GIVEN PROBLEM: Locate the string "MODIS" throughout the material and copy every line in which it occurs.

##### PROVIDED DATA

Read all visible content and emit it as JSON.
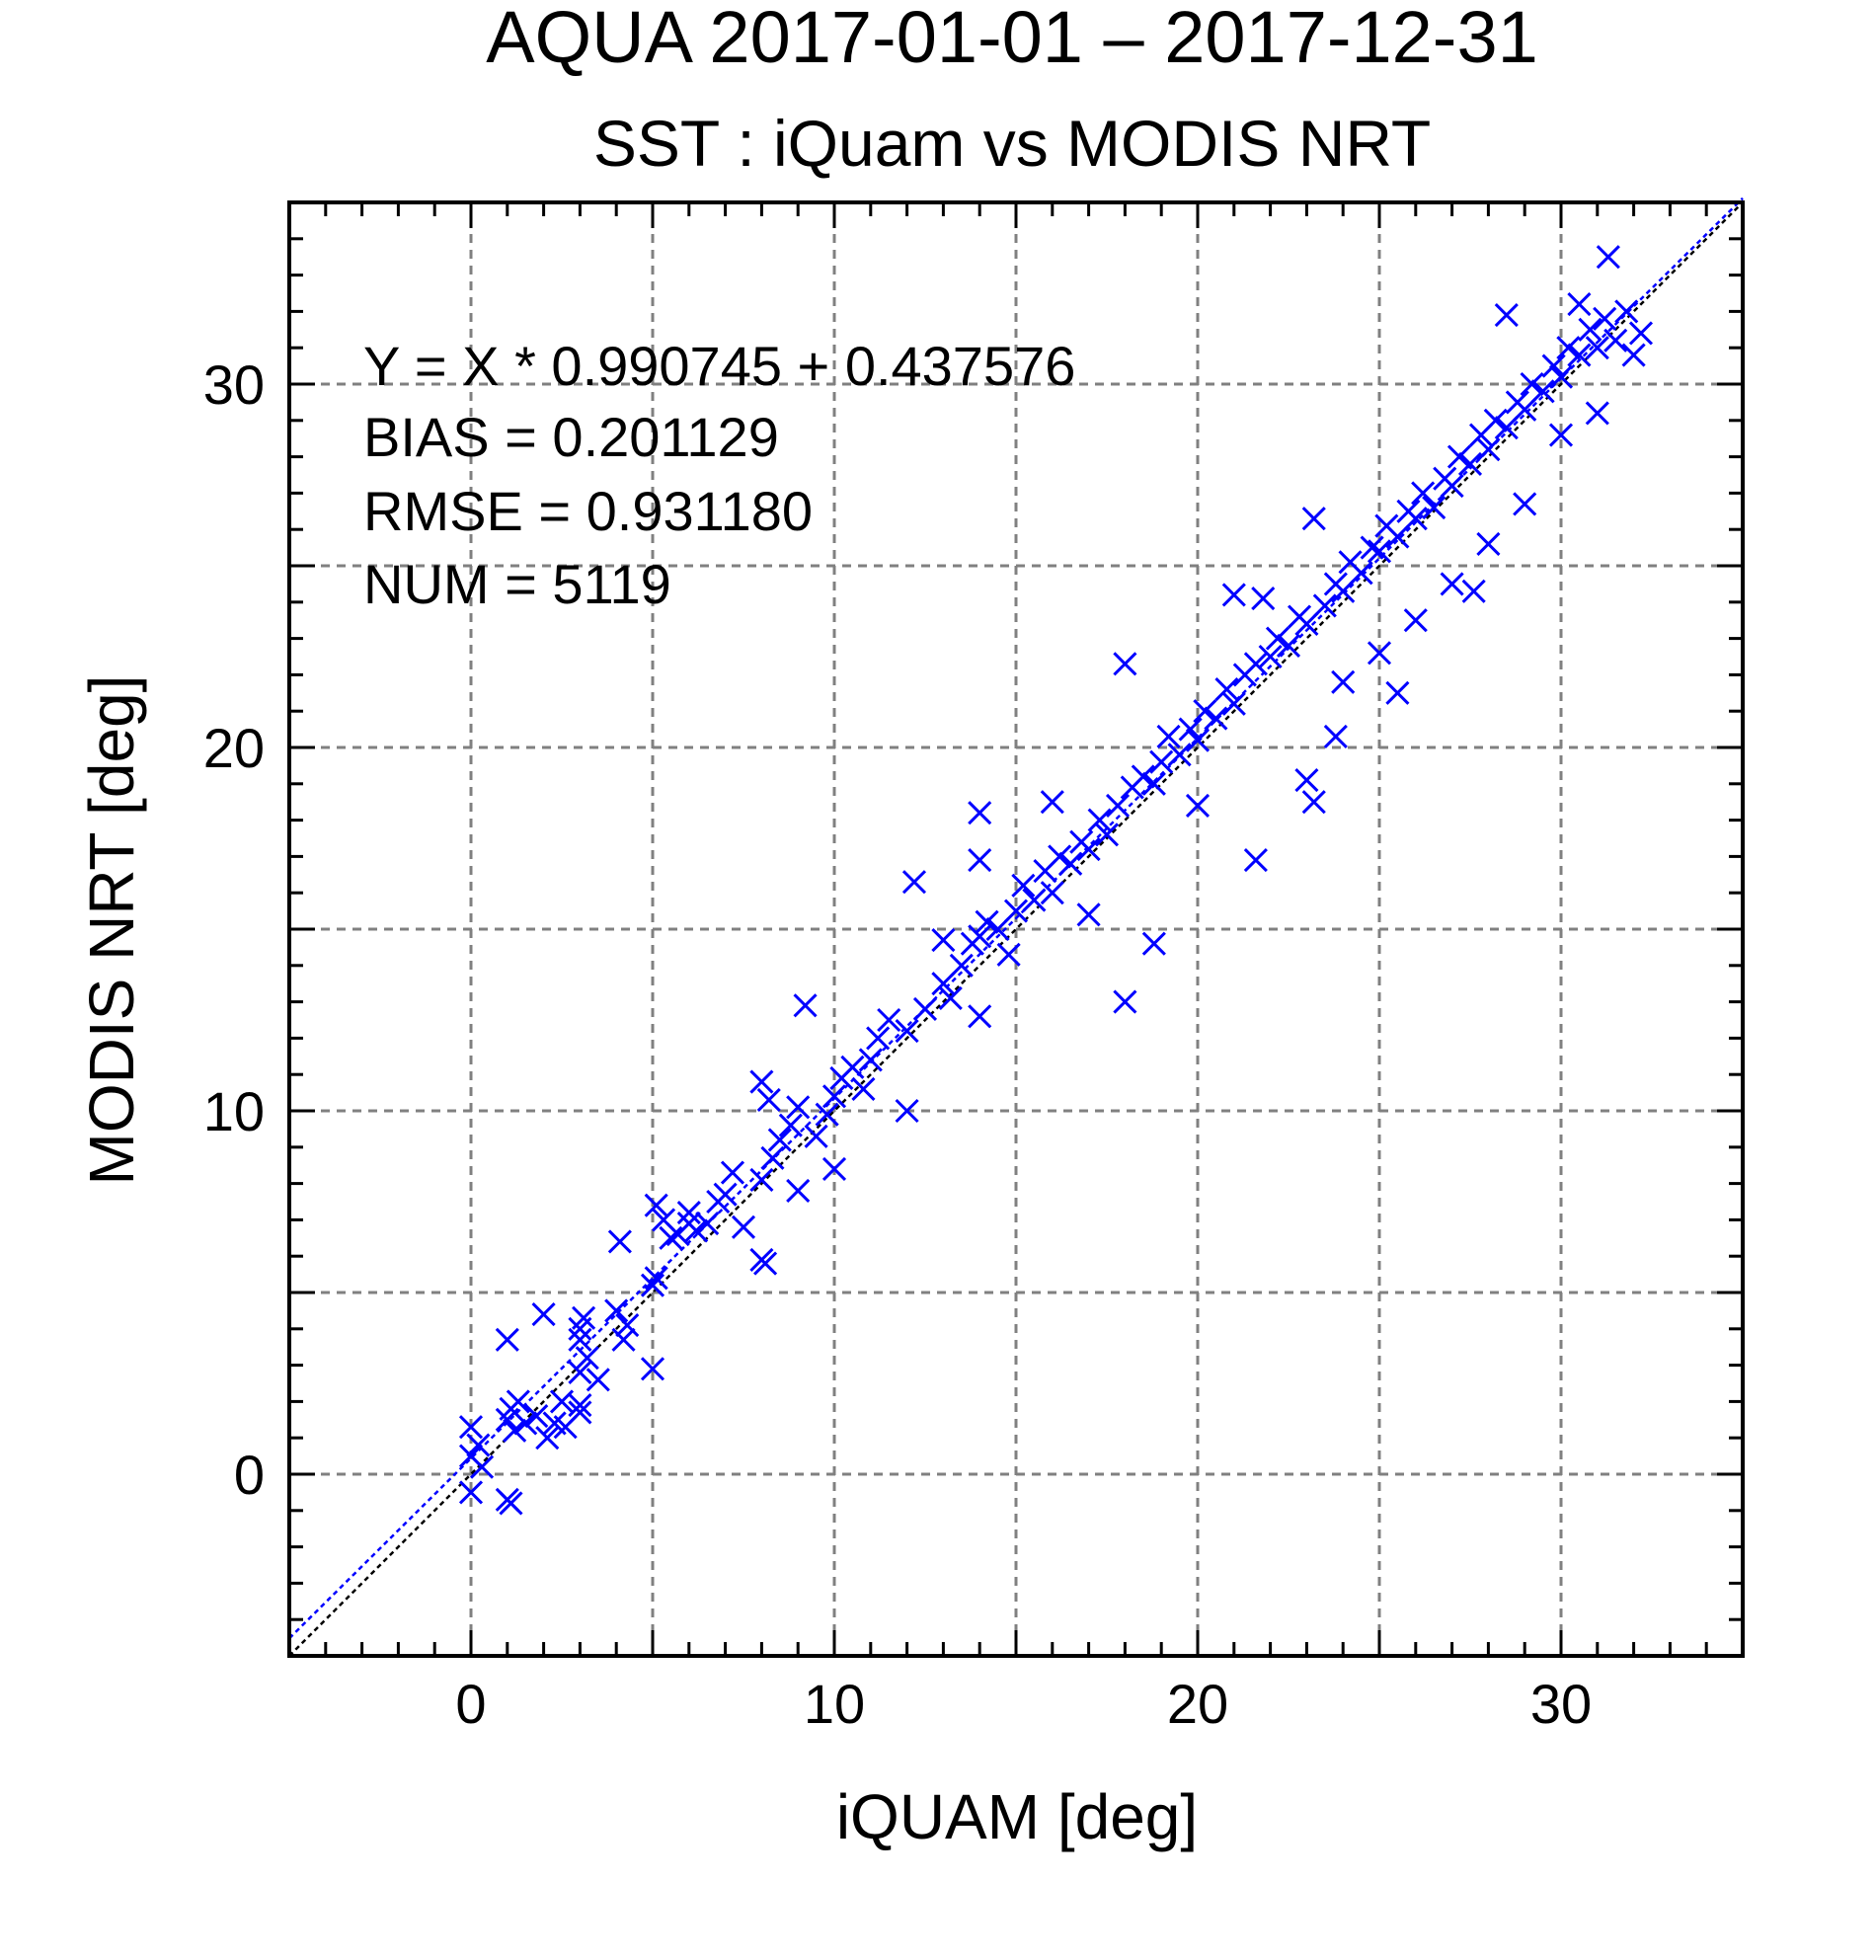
{
  "chart_data": {
    "type": "scatter",
    "title": "AQUA  2017-01-01 – 2017-12-31",
    "subtitle": "SST : iQuam vs MODIS NRT",
    "xlabel": "iQUAM [deg]",
    "ylabel": "MODIS NRT [deg]",
    "xlim": [
      -5,
      35
    ],
    "ylim": [
      -5,
      35
    ],
    "xticks": [
      0,
      10,
      20,
      30
    ],
    "yticks": [
      0,
      10,
      20,
      30
    ],
    "grid": true,
    "marker": "x",
    "colors": {
      "points": "#0000ff",
      "fit_line": "#0000ff",
      "identity_line": "#000000",
      "grid": "#808080"
    },
    "stats": {
      "fit": "Y = X * 0.990745 + 0.437576",
      "bias": "BIAS = 0.201129",
      "rmse": "RMSE = 0.931180",
      "num": "NUM = 5119"
    },
    "fit_line": {
      "slope": 0.990745,
      "intercept": 0.437576
    },
    "identity_line": {
      "slope": 1,
      "intercept": 0
    },
    "series": [
      {
        "values": [
          [
            0.0,
            0.5
          ],
          [
            0.0,
            1.3
          ],
          [
            0.0,
            -0.5
          ],
          [
            0.2,
            0.8
          ],
          [
            0.3,
            0.2
          ],
          [
            1.0,
            1.5
          ],
          [
            1.0,
            3.7
          ],
          [
            1.1,
            1.8
          ],
          [
            1.2,
            1.2
          ],
          [
            1.3,
            2.0
          ],
          [
            1.0,
            -0.7
          ],
          [
            1.1,
            -0.8
          ],
          [
            1.5,
            1.4
          ],
          [
            1.8,
            1.6
          ],
          [
            2.0,
            4.4
          ],
          [
            2.1,
            1.0
          ],
          [
            2.3,
            1.4
          ],
          [
            2.5,
            2.0
          ],
          [
            2.6,
            1.3
          ],
          [
            3.0,
            1.9
          ],
          [
            3.0,
            1.7
          ],
          [
            3.0,
            2.8
          ],
          [
            3.0,
            3.7
          ],
          [
            3.0,
            4.0
          ],
          [
            3.1,
            4.3
          ],
          [
            3.2,
            3.2
          ],
          [
            3.5,
            2.6
          ],
          [
            4.0,
            4.5
          ],
          [
            4.1,
            6.4
          ],
          [
            4.2,
            3.7
          ],
          [
            4.3,
            4.1
          ],
          [
            5.0,
            2.9
          ],
          [
            5.0,
            5.2
          ],
          [
            5.1,
            5.4
          ],
          [
            5.1,
            7.4
          ],
          [
            5.3,
            7.0
          ],
          [
            5.5,
            6.5
          ],
          [
            5.7,
            6.6
          ],
          [
            6.0,
            6.9
          ],
          [
            6.0,
            7.2
          ],
          [
            6.2,
            6.7
          ],
          [
            6.5,
            6.9
          ],
          [
            6.8,
            7.5
          ],
          [
            7.0,
            7.7
          ],
          [
            7.2,
            8.3
          ],
          [
            7.5,
            6.8
          ],
          [
            8.0,
            5.9
          ],
          [
            8.1,
            5.8
          ],
          [
            8.0,
            8.1
          ],
          [
            8.3,
            8.7
          ],
          [
            8.0,
            10.8
          ],
          [
            8.2,
            10.3
          ],
          [
            8.5,
            9.2
          ],
          [
            8.8,
            9.6
          ],
          [
            9.0,
            10.1
          ],
          [
            9.2,
            12.9
          ],
          [
            9.5,
            9.3
          ],
          [
            9.0,
            7.8
          ],
          [
            9.8,
            9.9
          ],
          [
            10.0,
            10.4
          ],
          [
            10.0,
            8.4
          ],
          [
            10.2,
            10.9
          ],
          [
            10.5,
            11.2
          ],
          [
            10.8,
            10.6
          ],
          [
            11.0,
            11.4
          ],
          [
            11.2,
            12.0
          ],
          [
            11.5,
            12.5
          ],
          [
            12.0,
            10.0
          ],
          [
            12.0,
            12.2
          ],
          [
            12.2,
            16.3
          ],
          [
            12.5,
            12.8
          ],
          [
            13.0,
            13.5
          ],
          [
            13.0,
            14.7
          ],
          [
            13.2,
            13.1
          ],
          [
            13.5,
            14.0
          ],
          [
            13.8,
            14.6
          ],
          [
            14.0,
            14.8
          ],
          [
            14.0,
            12.6
          ],
          [
            14.2,
            15.2
          ],
          [
            14.0,
            16.9
          ],
          [
            14.0,
            18.2
          ],
          [
            14.5,
            15.0
          ],
          [
            14.8,
            14.3
          ],
          [
            15.0,
            15.5
          ],
          [
            15.2,
            16.2
          ],
          [
            15.5,
            15.8
          ],
          [
            15.8,
            16.6
          ],
          [
            16.0,
            16.0
          ],
          [
            16.0,
            18.5
          ],
          [
            16.2,
            17.0
          ],
          [
            16.5,
            16.8
          ],
          [
            16.8,
            17.4
          ],
          [
            17.0,
            17.2
          ],
          [
            17.0,
            15.4
          ],
          [
            17.3,
            18.0
          ],
          [
            17.5,
            17.6
          ],
          [
            17.8,
            18.4
          ],
          [
            18.0,
            13.0
          ],
          [
            18.0,
            22.3
          ],
          [
            18.2,
            18.9
          ],
          [
            18.5,
            19.2
          ],
          [
            18.8,
            14.6
          ],
          [
            18.8,
            19.0
          ],
          [
            19.0,
            19.6
          ],
          [
            19.2,
            20.3
          ],
          [
            19.5,
            19.8
          ],
          [
            19.8,
            20.5
          ],
          [
            20.0,
            20.2
          ],
          [
            20.0,
            18.4
          ],
          [
            20.2,
            21.0
          ],
          [
            20.5,
            20.8
          ],
          [
            20.8,
            21.6
          ],
          [
            21.0,
            21.2
          ],
          [
            21.0,
            24.2
          ],
          [
            21.3,
            22.0
          ],
          [
            21.6,
            16.9
          ],
          [
            21.6,
            22.3
          ],
          [
            21.8,
            24.1
          ],
          [
            22.0,
            22.5
          ],
          [
            22.2,
            23.0
          ],
          [
            22.5,
            22.8
          ],
          [
            22.8,
            23.6
          ],
          [
            23.0,
            23.4
          ],
          [
            23.0,
            19.1
          ],
          [
            23.2,
            18.5
          ],
          [
            23.2,
            26.3
          ],
          [
            23.5,
            23.9
          ],
          [
            23.8,
            20.3
          ],
          [
            23.8,
            24.5
          ],
          [
            24.0,
            24.3
          ],
          [
            24.0,
            21.8
          ],
          [
            24.2,
            25.1
          ],
          [
            24.5,
            24.8
          ],
          [
            24.8,
            25.5
          ],
          [
            25.0,
            22.6
          ],
          [
            25.0,
            25.4
          ],
          [
            25.2,
            26.1
          ],
          [
            25.5,
            25.8
          ],
          [
            25.5,
            21.5
          ],
          [
            25.8,
            26.5
          ],
          [
            26.0,
            26.3
          ],
          [
            26.0,
            23.5
          ],
          [
            26.2,
            27.0
          ],
          [
            26.5,
            26.6
          ],
          [
            26.8,
            27.4
          ],
          [
            27.0,
            27.2
          ],
          [
            27.0,
            24.5
          ],
          [
            27.2,
            28.0
          ],
          [
            27.5,
            27.8
          ],
          [
            27.8,
            28.6
          ],
          [
            27.6,
            24.3
          ],
          [
            28.0,
            28.2
          ],
          [
            28.0,
            25.6
          ],
          [
            28.2,
            29.0
          ],
          [
            28.5,
            28.8
          ],
          [
            28.5,
            31.9
          ],
          [
            28.8,
            29.5
          ],
          [
            29.0,
            29.3
          ],
          [
            29.0,
            26.7
          ],
          [
            29.2,
            30.0
          ],
          [
            29.5,
            29.8
          ],
          [
            29.8,
            30.5
          ],
          [
            30.0,
            30.2
          ],
          [
            30.0,
            28.6
          ],
          [
            30.2,
            31.0
          ],
          [
            30.5,
            30.8
          ],
          [
            30.5,
            32.2
          ],
          [
            30.8,
            31.5
          ],
          [
            31.0,
            31.0
          ],
          [
            31.0,
            29.2
          ],
          [
            31.2,
            31.8
          ],
          [
            31.3,
            33.5
          ],
          [
            31.5,
            31.2
          ],
          [
            31.8,
            32.0
          ],
          [
            32.0,
            30.8
          ],
          [
            32.2,
            31.4
          ]
        ]
      }
    ]
  }
}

##########

FINISHED ANSWER:
    "subtitle": "SST : iQuam vs MODIS NRT",
    "ylabel": "MODIS NRT [deg]",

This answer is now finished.